§ Problem description
Which lines below hold the word "регистрации"? Copy all of them.

§ Saved data entries
↓↓↓

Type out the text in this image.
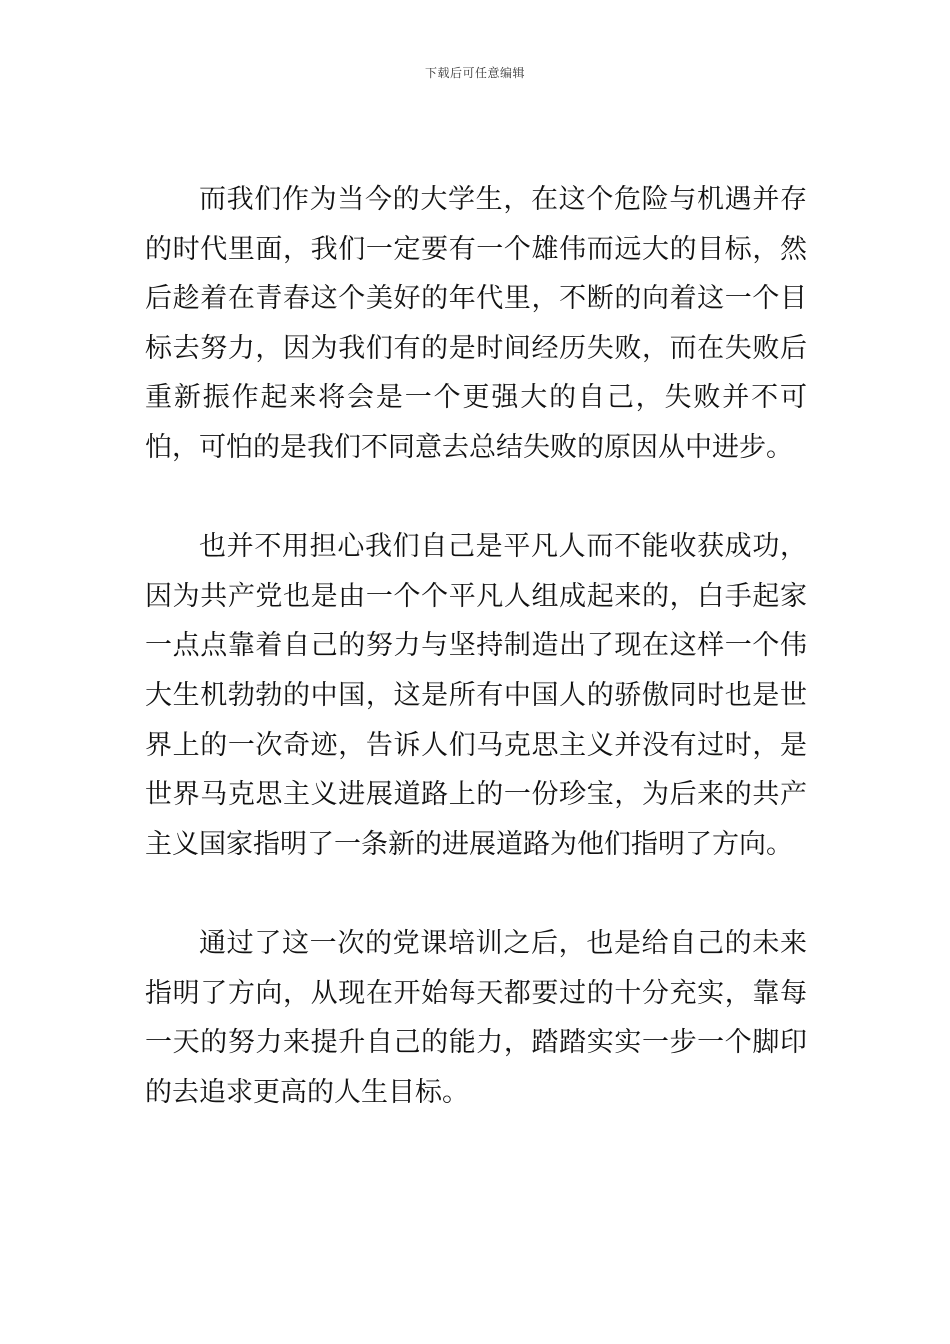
下载后可任意编辑

而我们作为当今的大学生，在这个危险与机遇并存的时代里面，我们一定要有一个雄伟而远大的目标，然后趁着在青春这个美好的年代里，不断的向着这一个目标去努力，因为我们有的是时间经历失败，而在失败后重新振作起来将会是一个更强大的自己，失败并不可怕，可怕的是我们不同意去总结失败的原因从中进步。

也并不用担心我们自己是平凡人而不能收获成功，因为共产党也是由一个个平凡人组成起来的，白手起家一点点靠着自己的努力与坚持制造出了现在这样一个伟大生机勃勃的中国，这是所有中国人的骄傲同时也是世界上的一次奇迹，告诉人们马克思主义并没有过时，是世界马克思主义进展道路上的一份珍宝，为后来的共产主义国家指明了一条新的进展道路为他们指明了方向。

通过了这一次的党课培训之后，也是给自己的未来指明了方向，从现在开始每天都要过的十分充实，靠每一天的努力来提升自己的能力，踏踏实实一步一个脚印的去追求更高的人生目标。
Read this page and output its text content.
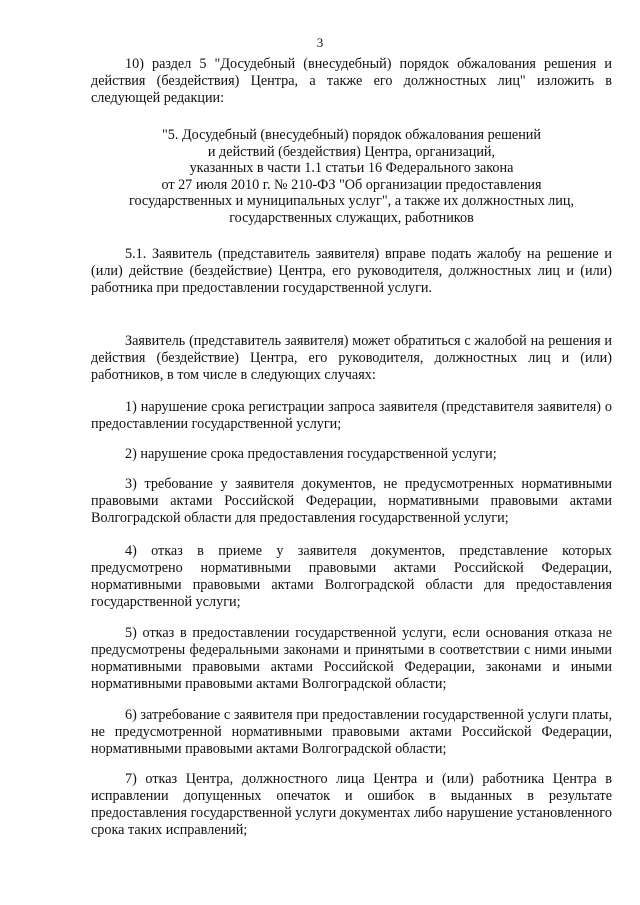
3
10) раздел 5 "Досудебный (внесудебный) порядок обжалования решения и действия (бездействия) Центра, а также его должностных лиц" изложить в следующей редакции:
"5. Досудебный (внесудебный) порядок обжалования решений
и действий (бездействия) Центра, организаций,
указанных в части 1.1 статьи 16 Федерального закона
от 27 июля 2010 г. № 210-ФЗ "Об организации предоставления
государственных и муниципальных услуг", а также их должностных лиц,
государственных служащих, работников
5.1. Заявитель (представитель заявителя) вправе подать жалобу на решение и (или) действие (бездействие) Центра, его руководителя, должностных лиц и (или) работника при предоставлении государственной услуги.
Заявитель (представитель заявителя) может обратиться с жалобой на решения и действия (бездействие) Центра, его руководителя, должностных лиц и (или) работников, в том числе в следующих случаях:
1) нарушение срока регистрации запроса заявителя (представителя заявителя) о предоставлении государственной услуги;
2) нарушение срока предоставления государственной услуги;
3) требование у заявителя документов, не предусмотренных нормативными правовыми актами Российской Федерации, нормативными правовыми актами Волгоградской области для предоставления государственной услуги;
4) отказ в приеме у заявителя документов, представление которых предусмотрено нормативными правовыми актами Российской Федерации, нормативными правовыми актами Волгоградской области для предоставления государственной услуги;
5) отказ в предоставлении государственной услуги, если основания отказа не предусмотрены федеральными законами и принятыми в соответствии с ними иными нормативными правовыми актами Российской Федерации, законами и иными нормативными правовыми актами Волгоградской области;
6) затребование с заявителя при предоставлении государственной услуги платы, не предусмотренной нормативными правовыми актами Российской Федерации, нормативными правовыми актами Волгоградской области;
7) отказ Центра, должностного лица Центра и (или) работника Центра в исправлении допущенных опечаток и ошибок в выданных в результате предоставления государственной услуги документах либо нарушение установленного срока таких исправлений;
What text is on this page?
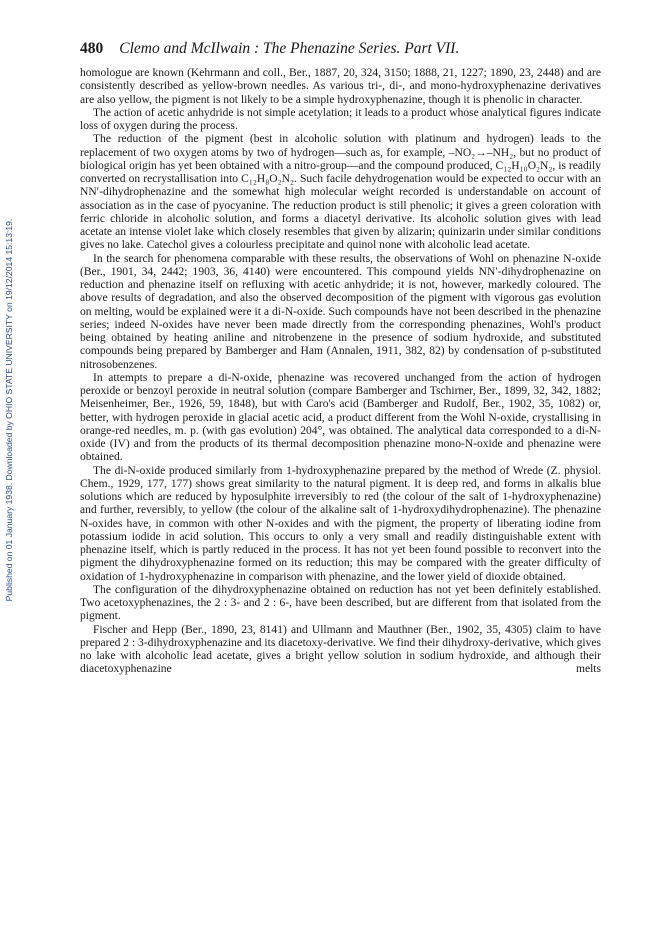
Published on 01 January 1938. Downloaded by OHIO STATE UNIVERSITY on 19/12/2014 15:13:19.
480 Clemo and McIlwain : The Phenazine Series. Part VII.

homologue are known (Kehrmann and coll., Ber., 1887, 20, 324, 3150; 1888, 21, 1227; 1890, 23, 2448) and are consistently described as yellow-brown needles. As various tri-, di-, and mono-hydroxyphenazine derivatives are also yellow, the pigment is not likely to be a simple hydroxyphenazine, though it is phenolic in character.

The action of acetic anhydride is not simple acetylation; it leads to a product whose analytical figures indicate loss of oxygen during the process.

The reduction of the pigment (best in alcoholic solution with platinum and hydrogen) leads to the replacement of two oxygen atoms by two of hydrogen—such as, for example, –NO₂→–NH₂, but no product of biological origin has yet been obtained with a nitro-group—and the compound produced, C₁₂H₁₀O₂N₂, is readily converted on recrystallisation into C₁₂H₈O₂N₂. Such facile dehydrogenation would be expected to occur with an NN′-dihydrophenazine and the somewhat high molecular weight recorded is understandable on account of association as in the case of pyocyanine. The reduction product is still phenolic; it gives a green coloration with ferric chloride in alcoholic solution, and forms a diacetyl derivative. Its alcoholic solution gives with lead acetate an intense violet lake which closely resembles that given by alizarin; quinizarin under similar conditions gives no lake. Catechol gives a colourless precipitate and quinol none with alcoholic lead acetate.

In the search for phenomena comparable with these results, the observations of Wohl on phenazine N-oxide (Ber., 1901, 34, 2442; 1903, 36, 4140) were encountered. This compound yields NN′-dihydrophenazine on reduction and phenazine itself on refluxing with acetic anhydride; it is not, however, markedly coloured. The above results of degradation, and also the observed decomposition of the pigment with vigorous gas evolution on melting, would be explained were it a di-N-oxide. Such compounds have not been described in the phenazine series; indeed N-oxides have never been made directly from the corresponding phenazines, Wohl's product being obtained by heating aniline and nitrobenzene in the presence of sodium hydroxide, and substituted compounds being prepared by Bamberger and Ham (Annalen, 1911, 382, 82) by condensation of p-substituted nitrosobenzenes.

In attempts to prepare a di-N-oxide, phenazine was recovered unchanged from the action of hydrogen peroxide or benzoyl peroxide in neutral solution (compare Bamberger and Tschirner, Ber., 1899, 32, 342, 1882; Meisenheimer, Ber., 1926, 59, 1848), but with Caro's acid (Bamberger and Rudolf, Ber., 1902, 35, 1082) or, better, with hydrogen peroxide in glacial acetic acid, a product different from the Wohl N-oxide, crystallising in orange-red needles, m. p. (with gas evolution) 204°, was obtained. The analytical data corresponded to a di-N-oxide (IV) and from the products of its thermal decomposition phenazine mono-N-oxide and phenazine were obtained.

The di-N-oxide produced similarly from 1-hydroxyphenazine prepared by the method of Wrede (Z. physiol. Chem., 1929, 177, 177) shows great similarity to the natural pigment. It is deep red, and forms in alkalis blue solutions which are reduced by hyposulphite irreversibly to red (the colour of the salt of 1-hydroxyphenazine) and further, reversibly, to yellow (the colour of the alkaline salt of 1-hydroxydihydrophenazine). The phenazine N-oxides have, in common with other N-oxides and with the pigment, the property of liberating iodine from potassium iodide in acid solution. This occurs to only a very small and readily distinguishable extent with phenazine itself, which is partly reduced in the process. It has not yet been found possible to reconvert into the pigment the dihydroxyphenazine formed on its reduction; this may be compared with the greater difficulty of oxidation of 1-hydroxyphenazine in comparison with phenazine, and the lower yield of dioxide obtained.

The configuration of the dihydroxyphenazine obtained on reduction has not yet been definitely established. Two acetoxyphenazines, the 2 : 3- and 2 : 6-, have been described, but are different from that isolated from the pigment.

Fischer and Hepp (Ber., 1890, 23, 8141) and Ullmann and Mauthner (Ber., 1902, 35, 4305) claim to have prepared 2 : 3-dihydroxyphenazine and its diacetoxy-derivative. We find their dihydroxy-derivative, which gives no lake with alcoholic lead acetate, gives a bright yellow solution in sodium hydroxide, and although their diacetoxyphenazine melts
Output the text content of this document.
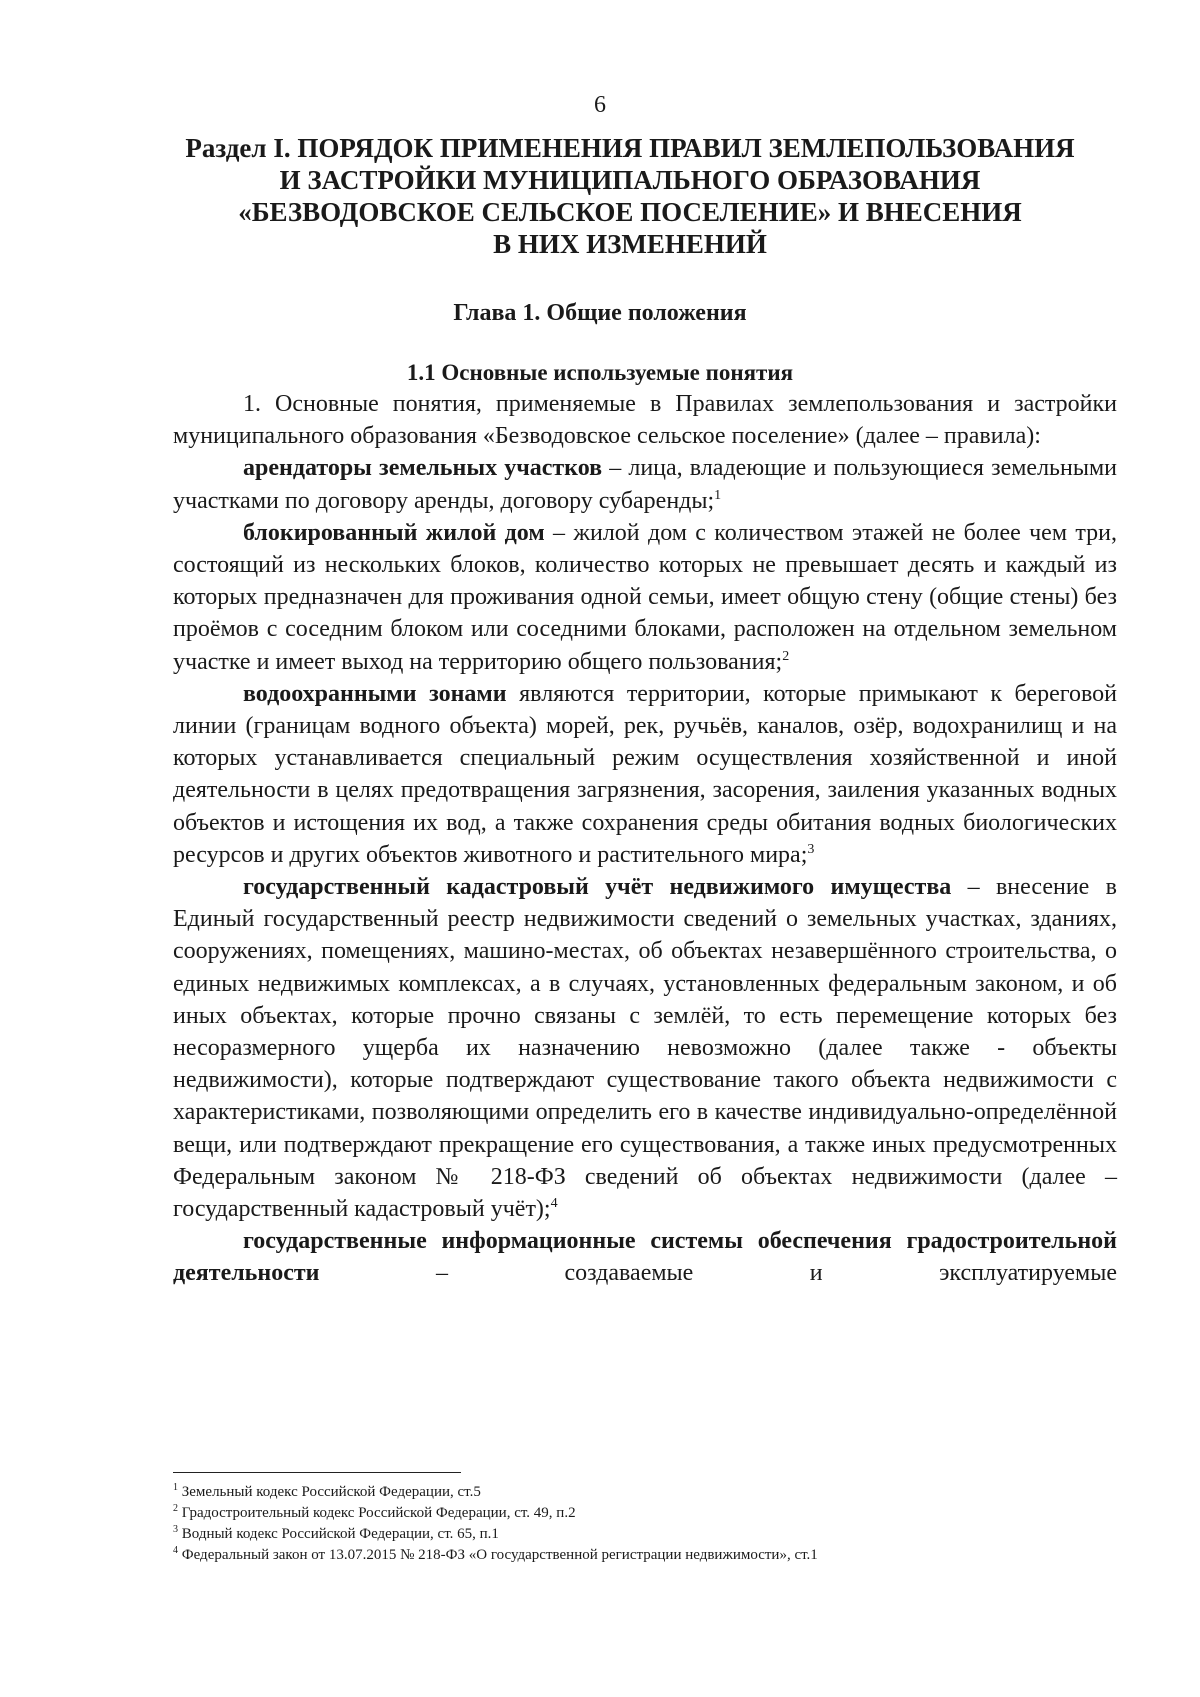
6
Раздел I. ПОРЯДОК ПРИМЕНЕНИЯ ПРАВИЛ ЗЕМЛЕПОЛЬЗОВАНИЯ
И ЗАСТРОЙКИ МУНИЦИПАЛЬНОГО ОБРАЗОВАНИЯ
«БЕЗВОДОВСКОЕ СЕЛЬСКОЕ ПОСЕЛЕНИЕ» И ВНЕСЕНИЯ
В НИХ ИЗМЕНЕНИЙ
Глава 1. Общие положения
1.1 Основные используемые понятия

1. Основные понятия, применяемые в Правилах землепользования и застройки муниципального образования «Безводовское сельское поселение» (далее – правила):

арендаторы земельных участков – лица, владеющие и пользующиеся земельными участками по договору аренды, договору субаренды;$^1$

блокированный жилой дом – жилой дом с количеством этажей не более чем три, состоящий из нескольких блоков, количество которых не превышает десять и каждый из которых предназначен для проживания одной семьи, имеет общую стену (общие стены) без проёмов с соседним блоком или соседними блоками, расположен на отдельном земельном участке и имеет выход на территорию общего пользования;$^2$

водоохранными зонами являются территории, которые примыкают к береговой линии (границам водного объекта) морей, рек, ручьёв, каналов, озёр, водохранилищ и на которых устанавливается специальный режим осуществления хозяйственной и иной деятельности в целях предотвращения загрязнения, засорения, заиления указанных водных объектов и истощения их вод, а также сохранения среды обитания водных биологических ресурсов и других объектов животного и растительного мира;$^3$

государственный кадастровый учёт недвижимого имущества – внесение в Единый государственный реестр недвижимости сведений о земельных участках, зданиях, сооружениях, помещениях, машино-местах, об объектах незавершённого строительства, о единых недвижимых комплексах, а в случаях, установленных федеральным законом, и об иных объектах, которые прочно связаны с землёй, то есть перемещение которых без несоразмерного ущерба их назначению невозможно (далее также - объекты недвижимости), которые подтверждают существование такого объекта недвижимости с характеристиками, позволяющими определить его в качестве индивидуально-определённой вещи, или подтверждают прекращение его существования, а также иных предусмотренных Федеральным законом № 218-ФЗ сведений об объектах недвижимости (далее – государственный кадастровый учёт);$^4$

государственные информационные системы обеспечения градостроительной деятельности – создаваемые и эксплуатируемые

$^1$ Земельный кодекс Российской Федерации, ст.5
$^2$ Градостроительный кодекс Российской Федерации, ст. 49, п.2
$^3$ Водный кодекс Российской Федерации, ст. 65, п.1
$^4$ Федеральный закон от 13.07.2015 № 218-ФЗ «О государственной регистрации недвижимости», ст.1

↑↑↑

§ Answer to the task
1) нарушение срока регистрации запроса заявителя (представителя заявителя) о предоставлении государственной услуги;
$^4$ Федеральный закон от 13.07.2015 № 218-ФЗ «О государственной регистрации недвижимости», ст.1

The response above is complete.